— RECORDED DATA —
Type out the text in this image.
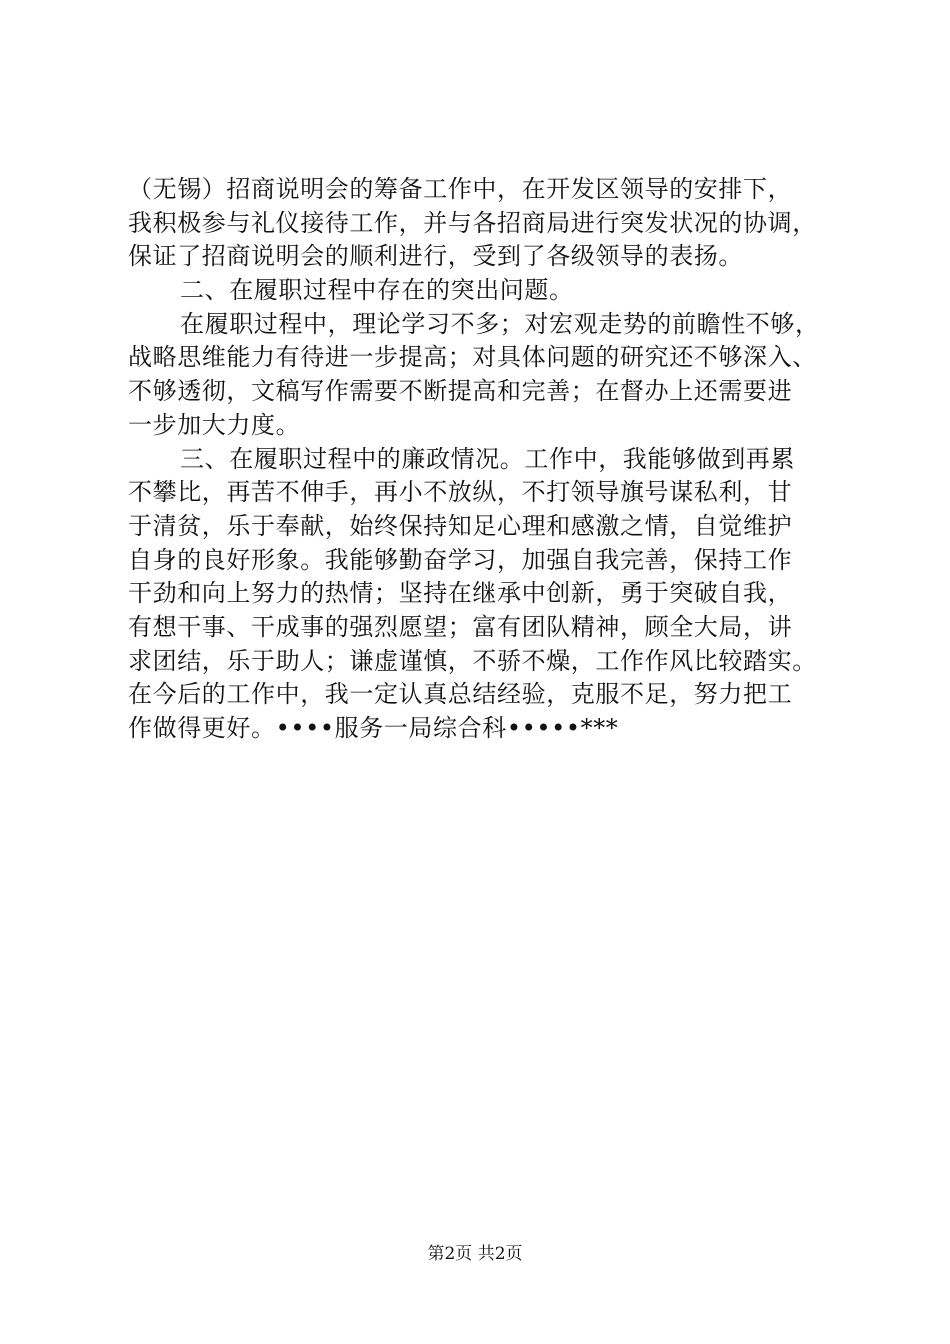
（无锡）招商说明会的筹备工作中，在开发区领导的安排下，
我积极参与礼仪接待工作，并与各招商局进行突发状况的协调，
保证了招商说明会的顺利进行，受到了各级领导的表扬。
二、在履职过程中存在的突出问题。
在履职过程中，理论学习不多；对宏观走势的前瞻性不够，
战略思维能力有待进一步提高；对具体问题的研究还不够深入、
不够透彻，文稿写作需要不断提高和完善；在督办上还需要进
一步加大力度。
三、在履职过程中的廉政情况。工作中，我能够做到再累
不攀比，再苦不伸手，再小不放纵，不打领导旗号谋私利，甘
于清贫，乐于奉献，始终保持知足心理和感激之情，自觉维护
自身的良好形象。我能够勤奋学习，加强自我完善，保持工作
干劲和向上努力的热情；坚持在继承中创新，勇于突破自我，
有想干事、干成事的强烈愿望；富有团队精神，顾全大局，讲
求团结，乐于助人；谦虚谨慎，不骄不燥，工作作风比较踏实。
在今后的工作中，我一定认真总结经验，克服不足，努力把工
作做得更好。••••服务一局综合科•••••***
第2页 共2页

---

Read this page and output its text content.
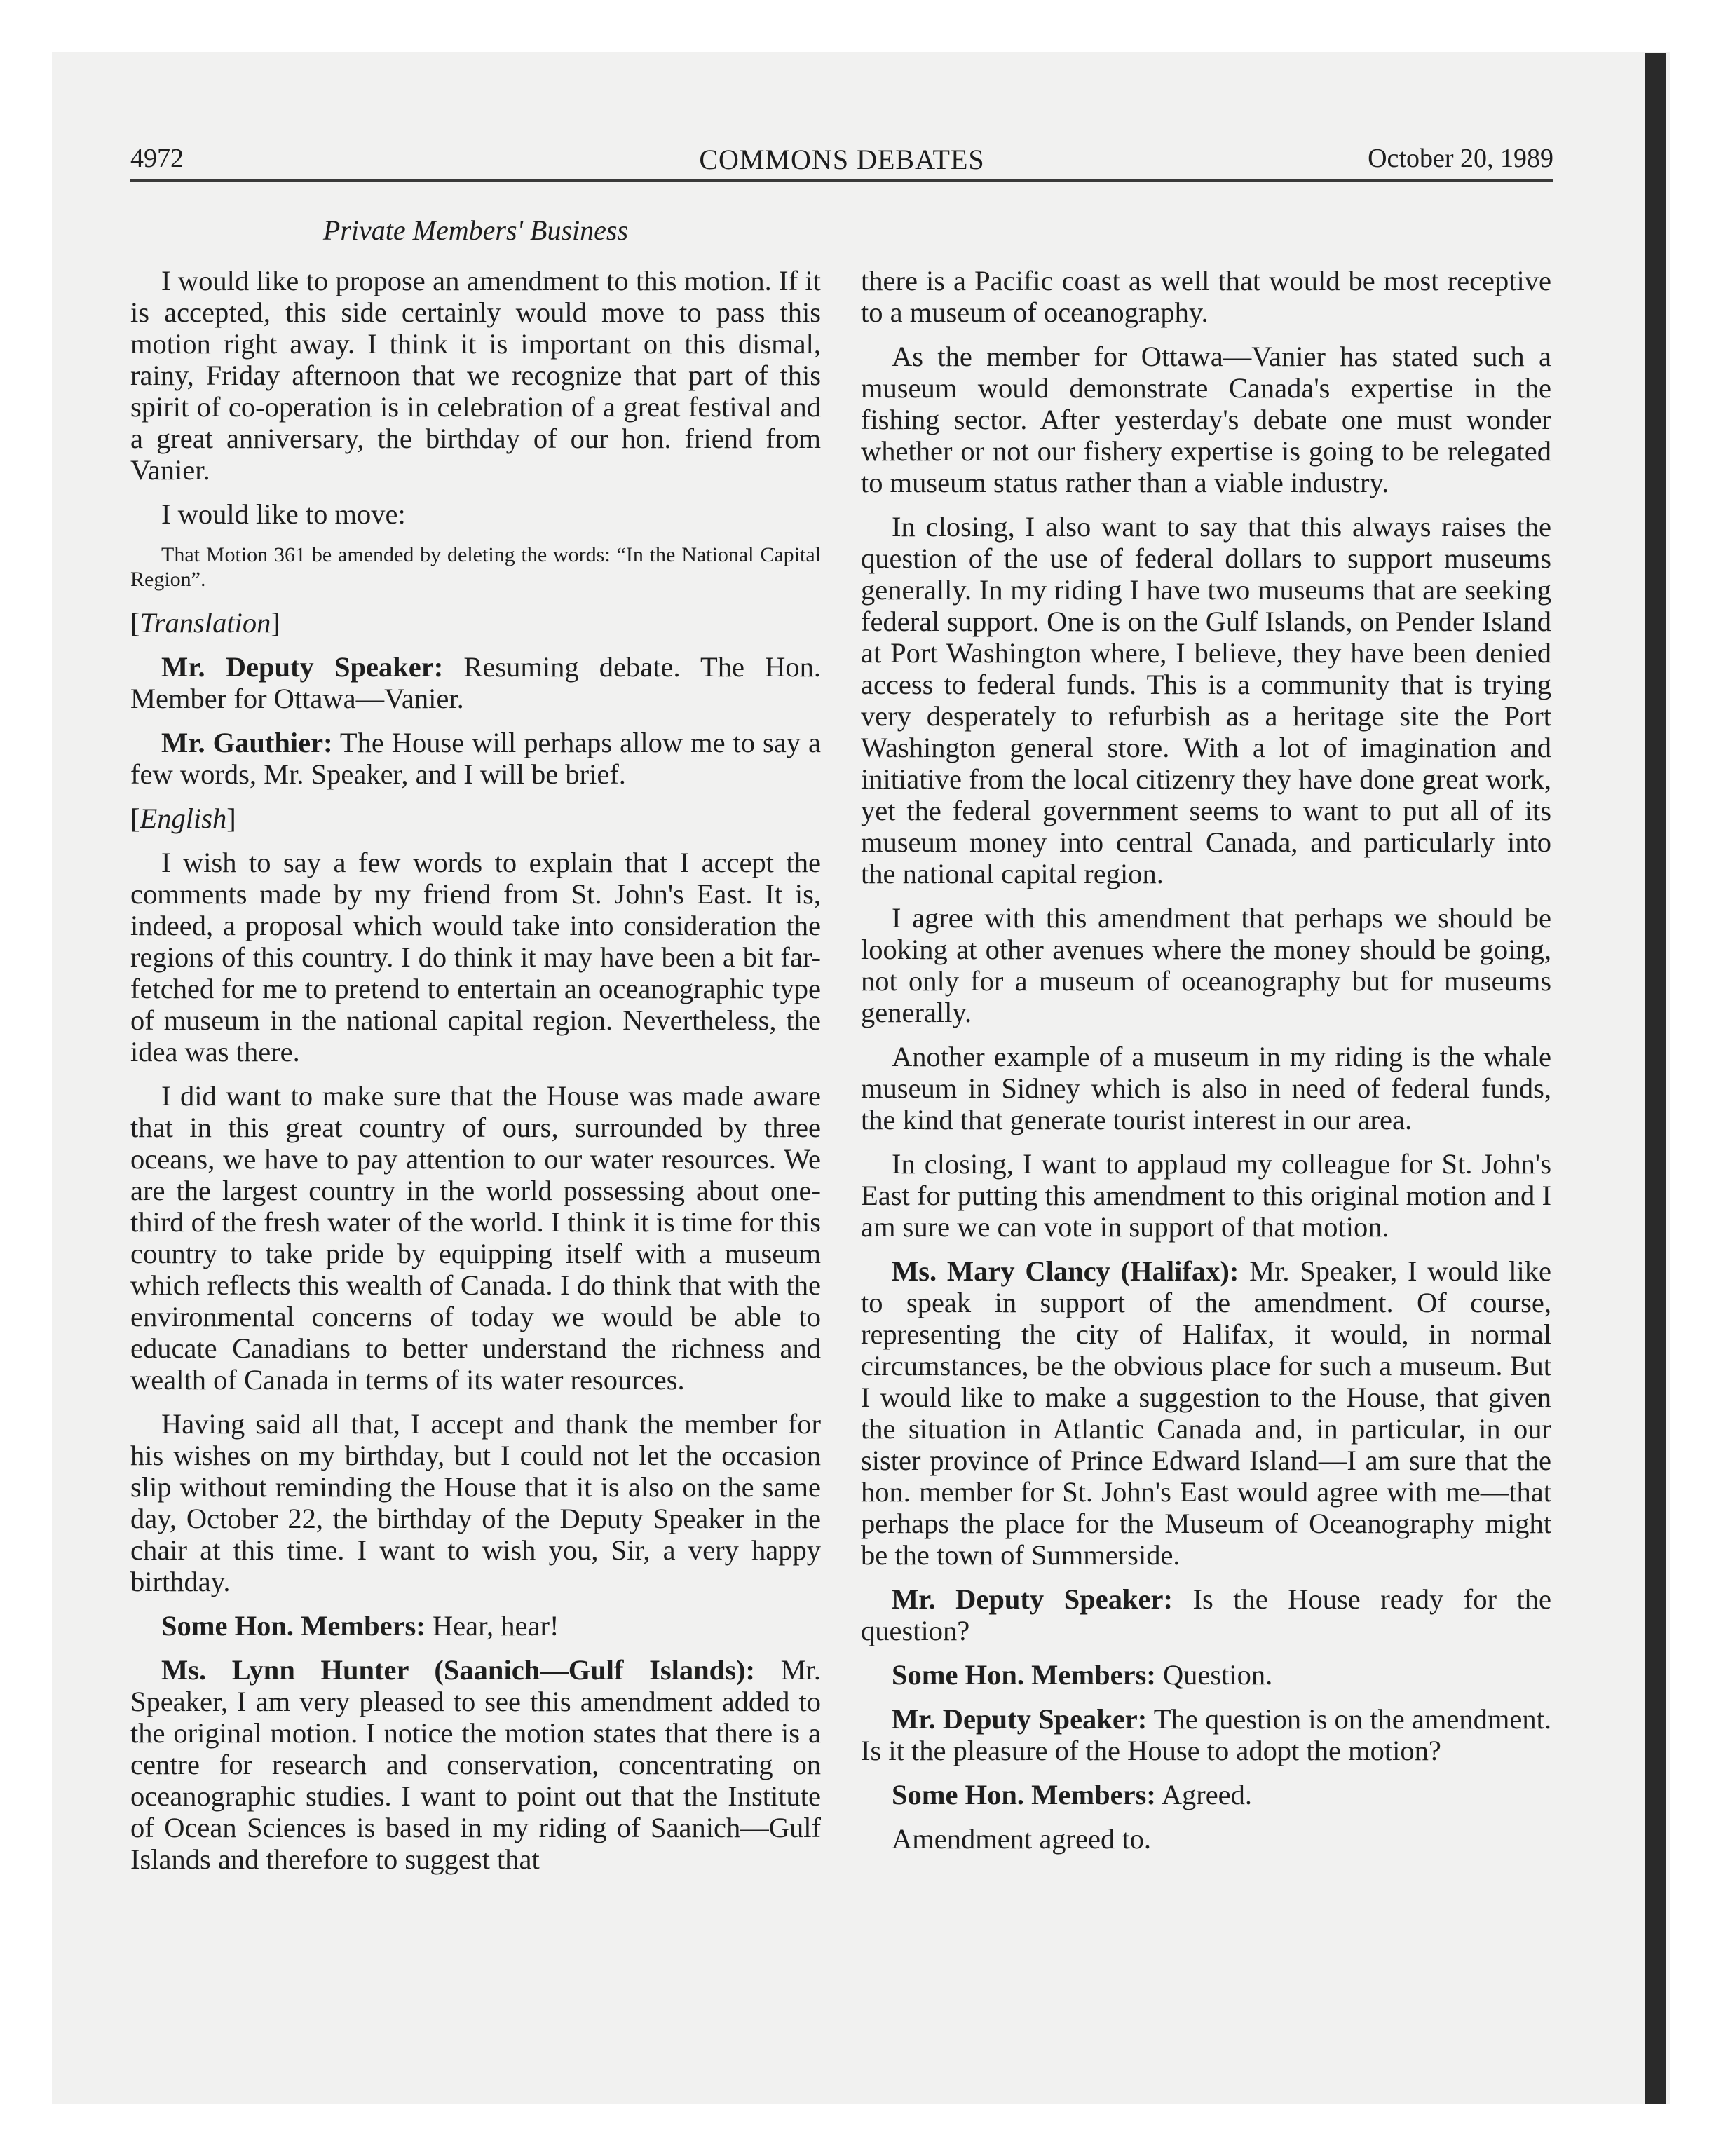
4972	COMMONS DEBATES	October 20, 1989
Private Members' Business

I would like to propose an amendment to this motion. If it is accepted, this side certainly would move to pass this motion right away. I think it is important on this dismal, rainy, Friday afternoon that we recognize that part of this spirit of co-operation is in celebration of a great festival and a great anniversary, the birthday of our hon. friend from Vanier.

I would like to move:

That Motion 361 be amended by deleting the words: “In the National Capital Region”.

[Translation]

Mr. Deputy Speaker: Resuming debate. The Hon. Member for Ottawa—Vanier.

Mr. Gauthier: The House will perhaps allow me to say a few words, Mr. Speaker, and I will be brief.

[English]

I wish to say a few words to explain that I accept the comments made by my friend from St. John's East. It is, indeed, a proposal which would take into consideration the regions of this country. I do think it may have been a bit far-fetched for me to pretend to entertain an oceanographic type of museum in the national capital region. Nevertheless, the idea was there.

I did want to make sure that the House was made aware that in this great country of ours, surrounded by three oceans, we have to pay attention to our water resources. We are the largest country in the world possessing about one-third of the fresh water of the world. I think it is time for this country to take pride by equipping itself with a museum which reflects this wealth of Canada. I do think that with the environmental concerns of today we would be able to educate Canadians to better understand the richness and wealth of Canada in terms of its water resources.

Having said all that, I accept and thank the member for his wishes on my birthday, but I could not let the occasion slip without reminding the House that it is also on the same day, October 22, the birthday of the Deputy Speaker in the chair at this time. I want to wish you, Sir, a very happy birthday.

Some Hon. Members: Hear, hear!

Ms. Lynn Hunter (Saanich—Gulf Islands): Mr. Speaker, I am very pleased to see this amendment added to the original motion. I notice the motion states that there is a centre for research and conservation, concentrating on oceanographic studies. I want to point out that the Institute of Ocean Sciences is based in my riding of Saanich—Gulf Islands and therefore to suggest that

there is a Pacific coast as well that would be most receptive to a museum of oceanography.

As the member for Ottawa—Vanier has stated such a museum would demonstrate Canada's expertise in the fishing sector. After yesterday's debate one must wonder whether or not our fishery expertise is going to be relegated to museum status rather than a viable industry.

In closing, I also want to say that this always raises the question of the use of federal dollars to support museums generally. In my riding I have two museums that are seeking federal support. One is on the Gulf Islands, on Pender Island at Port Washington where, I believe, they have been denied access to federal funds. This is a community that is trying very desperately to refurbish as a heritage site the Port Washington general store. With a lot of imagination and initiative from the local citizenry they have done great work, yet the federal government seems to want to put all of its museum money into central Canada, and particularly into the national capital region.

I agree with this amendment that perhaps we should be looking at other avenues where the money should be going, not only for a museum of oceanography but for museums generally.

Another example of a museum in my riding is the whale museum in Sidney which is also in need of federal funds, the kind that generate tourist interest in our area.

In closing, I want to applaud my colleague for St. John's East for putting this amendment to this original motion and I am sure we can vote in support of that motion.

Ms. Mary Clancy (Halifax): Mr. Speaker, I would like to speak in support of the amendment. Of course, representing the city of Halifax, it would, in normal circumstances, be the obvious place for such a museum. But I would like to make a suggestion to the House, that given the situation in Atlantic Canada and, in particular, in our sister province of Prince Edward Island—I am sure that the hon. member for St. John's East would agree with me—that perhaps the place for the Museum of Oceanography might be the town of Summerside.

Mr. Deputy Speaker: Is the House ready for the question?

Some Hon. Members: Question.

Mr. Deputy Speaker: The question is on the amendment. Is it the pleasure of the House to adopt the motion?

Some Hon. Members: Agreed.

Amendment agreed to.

— SET TASK —
Scan the data above; copy every line where "birthday" appears.

— SOLUTION BELOW —
I would like to propose an amendment to this motion. If it is accepted, this side certainly would move to pass this motion right away. I think it is important on this dismal, rainy, Friday afternoon that we recognize that part of this spirit of co-operation is in celebration of a great festival and a great anniversary, the birthday of our hon. friend from Vanier.
Having said all that, I accept and thank the member for his wishes on my birthday, but I could not let the occasion slip without reminding the House that it is also on the same day, October 22, the birthday of the Deputy Speaker in the chair at this time. I want to wish you, Sir, a very happy birthday.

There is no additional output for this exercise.